Every line in the listing is to be echoed verbatim.

== RECORDS FOR THIS EXERCISE ==
────

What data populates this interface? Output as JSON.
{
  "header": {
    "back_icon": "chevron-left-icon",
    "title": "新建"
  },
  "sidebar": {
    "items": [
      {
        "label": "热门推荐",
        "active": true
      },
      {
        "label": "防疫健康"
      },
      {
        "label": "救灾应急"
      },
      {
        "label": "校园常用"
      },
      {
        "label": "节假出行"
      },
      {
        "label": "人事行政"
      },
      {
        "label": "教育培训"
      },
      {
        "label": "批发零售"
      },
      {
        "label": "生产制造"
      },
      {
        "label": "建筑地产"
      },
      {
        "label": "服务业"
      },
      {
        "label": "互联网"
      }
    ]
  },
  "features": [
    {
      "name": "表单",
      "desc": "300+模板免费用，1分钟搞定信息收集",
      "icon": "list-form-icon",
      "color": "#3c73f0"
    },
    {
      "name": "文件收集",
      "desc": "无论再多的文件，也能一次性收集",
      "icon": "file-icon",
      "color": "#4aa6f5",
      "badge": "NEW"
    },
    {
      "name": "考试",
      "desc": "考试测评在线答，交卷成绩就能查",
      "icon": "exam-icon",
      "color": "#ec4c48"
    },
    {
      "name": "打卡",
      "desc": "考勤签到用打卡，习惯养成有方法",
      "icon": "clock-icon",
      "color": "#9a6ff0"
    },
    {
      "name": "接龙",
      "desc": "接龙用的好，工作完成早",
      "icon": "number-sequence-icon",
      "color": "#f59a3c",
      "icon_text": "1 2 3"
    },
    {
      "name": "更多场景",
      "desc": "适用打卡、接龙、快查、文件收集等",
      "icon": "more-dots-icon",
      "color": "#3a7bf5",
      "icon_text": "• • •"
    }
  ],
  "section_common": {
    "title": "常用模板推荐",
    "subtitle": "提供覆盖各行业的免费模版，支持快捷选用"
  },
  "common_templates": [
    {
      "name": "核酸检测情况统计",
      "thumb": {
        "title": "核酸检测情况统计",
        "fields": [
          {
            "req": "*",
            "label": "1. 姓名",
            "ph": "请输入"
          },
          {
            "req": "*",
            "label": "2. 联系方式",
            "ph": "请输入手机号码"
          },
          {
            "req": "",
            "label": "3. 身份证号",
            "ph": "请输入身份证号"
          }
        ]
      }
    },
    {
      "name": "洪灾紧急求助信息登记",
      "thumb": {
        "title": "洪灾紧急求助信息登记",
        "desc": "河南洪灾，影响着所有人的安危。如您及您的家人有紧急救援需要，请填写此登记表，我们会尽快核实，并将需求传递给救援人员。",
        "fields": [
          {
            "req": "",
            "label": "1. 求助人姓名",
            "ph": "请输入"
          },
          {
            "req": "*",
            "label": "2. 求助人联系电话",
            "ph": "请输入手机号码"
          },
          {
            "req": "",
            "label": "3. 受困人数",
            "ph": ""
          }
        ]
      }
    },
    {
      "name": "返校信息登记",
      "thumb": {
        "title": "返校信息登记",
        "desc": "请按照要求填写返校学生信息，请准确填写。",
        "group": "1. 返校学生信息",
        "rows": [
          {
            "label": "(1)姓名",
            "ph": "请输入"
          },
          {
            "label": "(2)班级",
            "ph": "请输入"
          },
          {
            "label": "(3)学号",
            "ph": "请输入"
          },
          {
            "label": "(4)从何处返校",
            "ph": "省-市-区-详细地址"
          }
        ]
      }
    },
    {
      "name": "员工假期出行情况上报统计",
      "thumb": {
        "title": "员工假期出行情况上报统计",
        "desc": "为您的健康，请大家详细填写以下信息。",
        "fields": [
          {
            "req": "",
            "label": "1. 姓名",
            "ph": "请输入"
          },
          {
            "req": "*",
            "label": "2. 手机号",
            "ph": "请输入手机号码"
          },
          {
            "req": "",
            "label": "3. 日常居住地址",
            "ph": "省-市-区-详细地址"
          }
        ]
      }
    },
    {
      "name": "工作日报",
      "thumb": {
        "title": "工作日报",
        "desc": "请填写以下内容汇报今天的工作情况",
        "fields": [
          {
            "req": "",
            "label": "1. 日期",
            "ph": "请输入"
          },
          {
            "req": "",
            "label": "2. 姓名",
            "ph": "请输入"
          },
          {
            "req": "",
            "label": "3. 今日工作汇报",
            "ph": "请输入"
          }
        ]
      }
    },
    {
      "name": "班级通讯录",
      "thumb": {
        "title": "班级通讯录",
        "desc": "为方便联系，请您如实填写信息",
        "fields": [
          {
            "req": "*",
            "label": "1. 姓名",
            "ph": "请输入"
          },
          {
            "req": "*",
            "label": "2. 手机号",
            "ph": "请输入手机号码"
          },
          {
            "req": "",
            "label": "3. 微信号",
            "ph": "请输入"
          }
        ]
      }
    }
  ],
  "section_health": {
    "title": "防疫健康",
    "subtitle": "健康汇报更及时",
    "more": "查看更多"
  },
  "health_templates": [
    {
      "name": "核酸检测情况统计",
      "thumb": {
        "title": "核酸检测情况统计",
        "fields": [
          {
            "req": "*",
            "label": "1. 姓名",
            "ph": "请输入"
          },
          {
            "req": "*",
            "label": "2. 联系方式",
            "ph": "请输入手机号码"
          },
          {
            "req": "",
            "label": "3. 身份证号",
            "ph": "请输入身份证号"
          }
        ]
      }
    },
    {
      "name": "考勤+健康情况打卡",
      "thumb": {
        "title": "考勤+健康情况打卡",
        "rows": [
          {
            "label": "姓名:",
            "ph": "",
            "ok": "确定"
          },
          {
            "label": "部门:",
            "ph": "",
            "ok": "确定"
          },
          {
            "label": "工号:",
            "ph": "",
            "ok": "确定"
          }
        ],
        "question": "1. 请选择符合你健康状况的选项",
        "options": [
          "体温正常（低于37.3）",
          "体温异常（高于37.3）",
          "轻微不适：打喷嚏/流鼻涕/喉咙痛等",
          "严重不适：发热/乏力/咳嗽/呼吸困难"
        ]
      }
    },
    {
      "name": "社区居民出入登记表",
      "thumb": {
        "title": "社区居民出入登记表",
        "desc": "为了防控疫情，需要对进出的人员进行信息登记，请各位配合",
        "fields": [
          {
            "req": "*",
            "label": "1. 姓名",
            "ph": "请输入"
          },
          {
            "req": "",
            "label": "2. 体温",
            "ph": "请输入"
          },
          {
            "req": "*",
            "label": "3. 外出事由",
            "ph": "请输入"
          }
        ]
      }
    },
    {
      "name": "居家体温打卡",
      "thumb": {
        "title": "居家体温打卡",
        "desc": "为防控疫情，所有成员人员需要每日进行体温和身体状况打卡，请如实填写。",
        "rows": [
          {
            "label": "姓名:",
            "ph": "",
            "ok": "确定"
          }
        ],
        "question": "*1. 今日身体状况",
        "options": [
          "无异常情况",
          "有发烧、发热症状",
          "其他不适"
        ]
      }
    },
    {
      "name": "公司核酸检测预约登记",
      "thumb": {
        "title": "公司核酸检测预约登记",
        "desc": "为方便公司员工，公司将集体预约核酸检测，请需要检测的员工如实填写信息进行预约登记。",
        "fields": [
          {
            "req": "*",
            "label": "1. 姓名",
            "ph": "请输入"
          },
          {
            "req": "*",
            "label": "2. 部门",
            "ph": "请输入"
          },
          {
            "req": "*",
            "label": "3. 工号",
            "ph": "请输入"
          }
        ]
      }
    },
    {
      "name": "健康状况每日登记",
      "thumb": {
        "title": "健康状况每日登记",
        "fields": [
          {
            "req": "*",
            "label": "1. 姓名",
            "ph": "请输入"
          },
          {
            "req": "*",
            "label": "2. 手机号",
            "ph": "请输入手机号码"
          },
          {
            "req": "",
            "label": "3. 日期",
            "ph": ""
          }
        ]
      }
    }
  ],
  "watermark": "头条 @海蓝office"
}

────

== FINISHED EXERCISE ==
What data populates this interface? Output as JSON.
{
  "header": {
    "back_icon": "chevron-left-icon",
    "title": "新建"
  },
  "sidebar": {
    "items": [
      {
        "label": "热门推荐",
        "active": true
      },
      {
        "label": "防疫健康"
      },
      {
        "label": "救灾应急"
      },
      {
        "label": "校园常用"
      },
      {
        "label": "节假出行"
      },
      {
        "label": "人事行政"
      },
      {
        "label": "教育培训"
      },
      {
        "label": "批发零售"
      },
      {
        "label": "生产制造"
      },
      {
        "label": "建筑地产"
      },
      {
        "label": "服务业"
      },
      {
        "label": "互联网"
      }
    ]
  },
  "features": [
    {
      "name": "表单",
      "desc": "300+模板免费用，1分钟搞定信息收集",
      "icon": "list-form-icon",
      "color": "#3c73f0"
    },
    {
      "name": "文件收集",
      "desc": "无论再多的文件，也能一次性收集",
      "icon": "file-icon",
      "color": "#4aa6f5",
      "badge": "NEW"
    },
    {
      "name": "考试",
      "desc": "考试测评在线答，交卷成绩就能查",
      "icon": "exam-icon",
      "color": "#ec4c48"
    },
    {
      "name": "打卡",
      "desc": "考勤签到用打卡，习惯养成有方法",
      "icon": "clock-icon",
      "color": "#9a6ff0"
    },
    {
      "name": "接龙",
      "desc": "接龙用的好，工作完成早",
      "icon": "number-sequence-icon",
      "color": "#f59a3c",
      "icon_text": "1 2 3"
    },
    {
      "name": "更多场景",
      "desc": "适用打卡、接龙、快查、文件收集等",
      "icon": "more-dots-icon",
      "color": "#3a7bf5",
      "icon_text": "• • •"
    }
  ],
  "section_common": {
    "title": "常用模板推荐",
    "subtitle": "提供覆盖各行业的免费模版，支持快捷选用"
  },
  "common_templates": [
    {
      "name": "核酸检测情况统计",
      "thumb": {
        "title": "核酸检测情况统计",
        "fields": [
          {
            "req": "*",
            "label": "1. 姓名",
            "ph": "请输入"
          },
          {
            "req": "*",
            "label": "2. 联系方式",
            "ph": "请输入手机号码"
          },
          {
            "req": "",
            "label": "3. 身份证号",
            "ph": "请输入身份证号"
          }
        ]
      }
    },
    {
      "name": "洪灾紧急求助信息登记",
      "thumb": {
        "title": "洪灾紧急求助信息登记",
        "desc": "河南洪灾，影响着所有人的安危。如您及您的家人有紧急救援需要，请填写此登记表，我们会尽快核实，并将需求传递给救援人员。",
        "fields": [
          {
            "req": "",
            "label": "1. 求助人姓名",
            "ph": "请输入"
          },
          {
            "req": "*",
            "label": "2. 求助人联系电话",
            "ph": "请输入手机号码"
          },
          {
            "req": "",
            "label": "3. 受困人数",
            "ph": ""
          }
        ]
      }
    },
    {
      "name": "返校信息登记",
      "thumb": {
        "title": "返校信息登记",
        "desc": "请按照要求填写返校学生信息，请准确填写。",
        "group": "1. 返校学生信息",
        "rows": [
          {
            "label": "(1)姓名",
            "ph": "请输入"
          },
          {
            "label": "(2)班级",
            "ph": "请输入"
          },
          {
            "label": "(3)学号",
            "ph": "请输入"
          },
          {
            "label": "(4)从何处返校",
            "ph": "省-市-区-详细地址"
          }
        ]
      }
    },
    {
      "name": "员工假期出行情况上报统计",
      "thumb": {
        "title": "员工假期出行情况上报统计",
        "desc": "为您的健康，请大家详细填写以下信息。",
        "fields": [
          {
            "req": "",
            "label": "1. 姓名",
            "ph": "请输入"
          },
          {
            "req": "*",
            "label": "2. 手机号",
            "ph": "请输入手机号码"
          },
          {
            "req": "",
            "label": "3. 日常居住地址",
            "ph": "省-市-区-详细地址"
          }
        ]
      }
    },
    {
      "name": "工作日报",
      "thumb": {
        "title": "工作日报",
        "desc": "请填写以下内容汇报今天的工作情况",
        "fields": [
          {
            "req": "",
            "label": "1. 日期",
            "ph": "请输入"
          },
          {
            "req": "",
            "label": "2. 姓名",
            "ph": "请输入"
          },
          {
            "req": "",
            "label": "3. 今日工作汇报",
            "ph": "请输入"
          }
        ]
      }
    },
    {
      "name": "班级通讯录",
      "thumb": {
        "title": "班级通讯录",
        "desc": "为方便联系，请您如实填写信息",
        "fields": [
          {
            "req": "*",
            "label": "1. 姓名",
            "ph": "请输入"
          },
          {
            "req": "*",
            "label": "2. 手机号",
            "ph": "请输入手机号码"
          },
          {
            "req": "",
            "label": "3. 微信号",
            "ph": "请输入"
          }
        ]
      }
    }
  ],
  "section_health": {
    "title": "防疫健康",
    "subtitle": "健康汇报更及时",
    "more": "查看更多"
  },
  "health_templates": [
    {
      "name": "核酸检测情况统计",
      "thumb": {
        "title": "核酸检测情况统计",
        "fields": [
          {
            "req": "*",
            "label": "1. 姓名",
            "ph": "请输入"
          },
          {
            "req": "*",
            "label": "2. 联系方式",
            "ph": "请输入手机号码"
          },
          {
            "req": "",
            "label": "3. 身份证号",
            "ph": "请输入身份证号"
          }
        ]
      }
    },
    {
      "name": "考勤+健康情况打卡",
      "thumb": {
        "title": "考勤+健康情况打卡",
        "rows": [
          {
            "label": "姓名:",
            "ph": "",
            "ok": "确定"
          },
          {
            "label": "部门:",
            "ph": "",
            "ok": "确定"
          },
          {
            "label": "工号:",
            "ph": "",
            "ok": "确定"
          }
        ],
        "question": "1. 请选择符合你健康状况的选项",
        "options": [
          "体温正常（低于37.3）",
          "体温异常（高于37.3）",
          "轻微不适：打喷嚏/流鼻涕/喉咙痛等",
          "严重不适：发热/乏力/咳嗽/呼吸困难"
        ]
      }
    },
    {
      "name": "社区居民出入登记表",
      "thumb": {
        "title": "社区居民出入登记表",
        "desc": "为了防控疫情，需要对进出的人员进行信息登记，请各位配合",
        "fields": [
          {
            "req": "*",
            "label": "1. 姓名",
            "ph": "请输入"
          },
          {
            "req": "",
            "label": "2. 体温",
            "ph": "请输入"
          },
          {
            "req": "*",
            "label": "3. 外出事由",
            "ph": "请输入"
          }
        ]
      }
    },
    {
      "name": "居家体温打卡",
      "thumb": {
        "title": "居家体温打卡",
        "desc": "为防控疫情，所有成员人员需要每日进行体温和身体状况打卡，请如实填写。",
        "rows": [
          {
            "label": "姓名:",
            "ph": "",
            "ok": "确定"
          }
        ],
        "question": "*1. 今日身体状况",
        "options": [
          "无异常情况",
          "有发烧、发热症状",
          "其他不适"
        ]
      }
    },
    {
      "name": "公司核酸检测预约登记",
      "thumb": {
        "title": "公司核酸检测预约登记",
        "desc": "为方便公司员工，公司将集体预约核酸检测，请需要检测的员工如实填写信息进行预约登记。",
        "fields": [
          {
            "req": "*",
            "label": "1. 姓名",
            "ph": "请输入"
          },
          {
            "req": "*",
            "label": "2. 部门",
            "ph": "请输入"
          },
          {
            "req": "*",
            "label": "3. 工号",
            "ph": "请输入"
          }
        ]
      }
    },
    {
      "name": "健康状况每日登记",
      "thumb": {
        "title": "健康状况每日登记",
        "fields": [
          {
            "req": "*",
            "label": "1. 姓名",
            "ph": "请输入"
          },
          {
            "req": "*",
            "label": "2. 手机号",
            "ph": "请输入手机号码"
          },
          {
            "req": "",
            "label": "3. 日期",
            "ph": ""
          }
        ]
      }
    }
  ],
  "watermark": "头条 @海蓝office"
}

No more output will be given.